### EXERCISE BRIEF
Gather the lines that hold the string "background".

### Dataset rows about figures
►

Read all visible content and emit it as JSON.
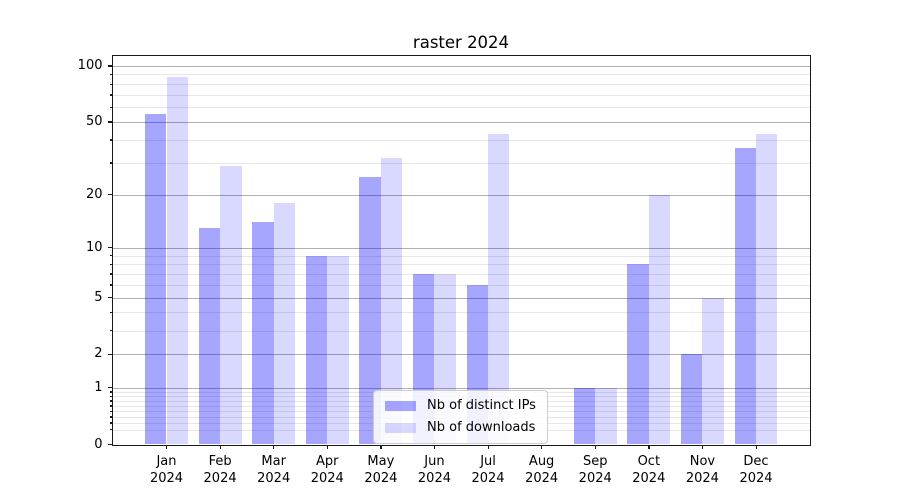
{
  "chart_data": {
    "type": "bar",
    "title": "raster 2024",
    "categories": [
      "Jan",
      "Feb",
      "Mar",
      "Apr",
      "May",
      "Jun",
      "Jul",
      "Aug",
      "Sep",
      "Oct",
      "Nov",
      "Dec"
    ],
    "category_year": "2024",
    "series": [
      {
        "name": "Nb of distinct IPs",
        "color": "rgba(0,0,255,0.35)",
        "values": [
          55,
          13,
          14,
          9,
          25,
          7,
          6,
          0,
          1,
          8,
          2,
          36
        ]
      },
      {
        "name": "Nb of downloads",
        "color": "rgba(0,0,255,0.15)",
        "values": [
          87,
          29,
          18,
          9,
          32,
          7,
          43,
          0,
          1,
          20,
          5,
          43
        ]
      }
    ],
    "yscale": "log1p",
    "ylim": [
      0,
      113
    ],
    "yticks_major": [
      0,
      1,
      2,
      5,
      10,
      20,
      50,
      100
    ],
    "yticks_minor": [
      0.2,
      0.3,
      0.4,
      0.5,
      0.6,
      0.7,
      0.8,
      0.9,
      3,
      4,
      6,
      7,
      8,
      9,
      30,
      40,
      60,
      70,
      80,
      90
    ],
    "grid": true,
    "legend_position": "lower-center",
    "bar_group_width": 0.8
  },
  "colors": {
    "grid_major": "#b0b0b0",
    "grid_minor": "#e7e7e7",
    "axis": "#1a1a1a",
    "background": "#ffffff"
  }
}
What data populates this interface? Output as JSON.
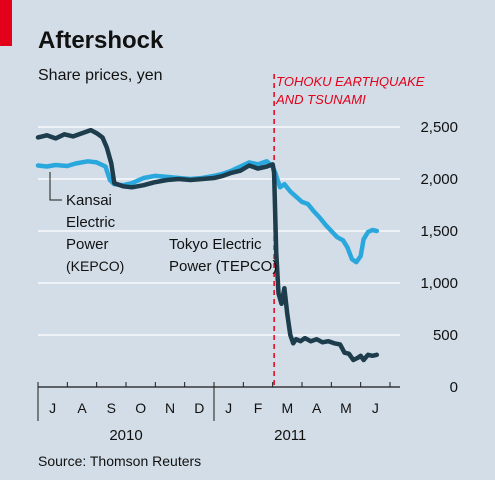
{
  "chart_data": {
    "type": "line",
    "title": "Aftershock",
    "subtitle": "Share prices, yen",
    "source": "Source: Thomson Reuters",
    "ylim": [
      0,
      2500
    ],
    "y_ticks": [
      0,
      500,
      1000,
      1500,
      2000,
      2500
    ],
    "y_tick_labels": [
      "0",
      "500",
      "1,000",
      "1,500",
      "2,000",
      "2,500"
    ],
    "x_months": [
      "J",
      "A",
      "S",
      "O",
      "N",
      "D",
      "J",
      "F",
      "M",
      "A",
      "M",
      "J"
    ],
    "x_years": [
      "2010",
      "2011"
    ],
    "event": {
      "label_line1": "TOHOKU EARTHQUAKE",
      "label_line2": "AND TSUNAMI",
      "month_index": 8.05
    },
    "colors": {
      "kepco": "#2aa8de",
      "tepco": "#1d3c4c",
      "event": "#e3001b",
      "accent": "#e3001b",
      "background": "#d2dde7",
      "gridline": "#ffffff"
    },
    "series": [
      {
        "name": "Kansai Electric Power (KEPCO)",
        "label_lines": [
          "Kansai",
          "Electric",
          "Power",
          "(KEPCO)"
        ],
        "points": [
          [
            0.0,
            2130
          ],
          [
            0.3,
            2120
          ],
          [
            0.6,
            2135
          ],
          [
            1.0,
            2125
          ],
          [
            1.3,
            2150
          ],
          [
            1.7,
            2170
          ],
          [
            2.0,
            2160
          ],
          [
            2.3,
            2120
          ],
          [
            2.45,
            1990
          ],
          [
            2.6,
            1950
          ],
          [
            2.9,
            1940
          ],
          [
            3.2,
            1960
          ],
          [
            3.6,
            2010
          ],
          [
            4.0,
            2030
          ],
          [
            4.4,
            2020
          ],
          [
            4.8,
            2010
          ],
          [
            5.2,
            2000
          ],
          [
            5.6,
            2010
          ],
          [
            6.0,
            2030
          ],
          [
            6.3,
            2050
          ],
          [
            6.6,
            2080
          ],
          [
            6.9,
            2120
          ],
          [
            7.2,
            2160
          ],
          [
            7.5,
            2140
          ],
          [
            7.8,
            2170
          ],
          [
            8.0,
            2120
          ],
          [
            8.1,
            2050
          ],
          [
            8.25,
            1920
          ],
          [
            8.4,
            1950
          ],
          [
            8.6,
            1880
          ],
          [
            8.8,
            1830
          ],
          [
            9.0,
            1780
          ],
          [
            9.2,
            1760
          ],
          [
            9.4,
            1690
          ],
          [
            9.6,
            1630
          ],
          [
            9.8,
            1560
          ],
          [
            10.0,
            1500
          ],
          [
            10.2,
            1440
          ],
          [
            10.4,
            1410
          ],
          [
            10.55,
            1340
          ],
          [
            10.7,
            1230
          ],
          [
            10.85,
            1200
          ],
          [
            11.0,
            1260
          ],
          [
            11.1,
            1420
          ],
          [
            11.25,
            1490
          ],
          [
            11.4,
            1510
          ],
          [
            11.55,
            1500
          ]
        ]
      },
      {
        "name": "Tokyo Electric Power (TEPCO)",
        "label_lines": [
          "Tokyo Electric",
          "Power (TEPCO)"
        ],
        "points": [
          [
            0.0,
            2400
          ],
          [
            0.3,
            2420
          ],
          [
            0.6,
            2390
          ],
          [
            0.9,
            2430
          ],
          [
            1.2,
            2410
          ],
          [
            1.5,
            2440
          ],
          [
            1.8,
            2470
          ],
          [
            2.0,
            2440
          ],
          [
            2.2,
            2400
          ],
          [
            2.35,
            2300
          ],
          [
            2.5,
            2150
          ],
          [
            2.6,
            1960
          ],
          [
            2.9,
            1930
          ],
          [
            3.2,
            1920
          ],
          [
            3.6,
            1940
          ],
          [
            4.0,
            1970
          ],
          [
            4.4,
            1990
          ],
          [
            4.8,
            2000
          ],
          [
            5.2,
            1990
          ],
          [
            5.6,
            2000
          ],
          [
            6.0,
            2010
          ],
          [
            6.3,
            2030
          ],
          [
            6.6,
            2060
          ],
          [
            6.9,
            2080
          ],
          [
            7.2,
            2130
          ],
          [
            7.5,
            2100
          ],
          [
            7.8,
            2120
          ],
          [
            8.0,
            2140
          ],
          [
            8.05,
            2060
          ],
          [
            8.12,
            1300
          ],
          [
            8.2,
            900
          ],
          [
            8.3,
            800
          ],
          [
            8.4,
            950
          ],
          [
            8.5,
            700
          ],
          [
            8.6,
            500
          ],
          [
            8.7,
            420
          ],
          [
            8.8,
            460
          ],
          [
            8.95,
            440
          ],
          [
            9.1,
            470
          ],
          [
            9.3,
            440
          ],
          [
            9.5,
            460
          ],
          [
            9.7,
            430
          ],
          [
            9.9,
            440
          ],
          [
            10.1,
            420
          ],
          [
            10.3,
            410
          ],
          [
            10.45,
            330
          ],
          [
            10.6,
            320
          ],
          [
            10.75,
            260
          ],
          [
            10.9,
            280
          ],
          [
            11.0,
            300
          ],
          [
            11.1,
            260
          ],
          [
            11.25,
            310
          ],
          [
            11.4,
            300
          ],
          [
            11.55,
            310
          ]
        ]
      }
    ]
  }
}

◄

### PROBLEM SOLUTION
    "background": "#ffffff"
      "background": "#d2dde7",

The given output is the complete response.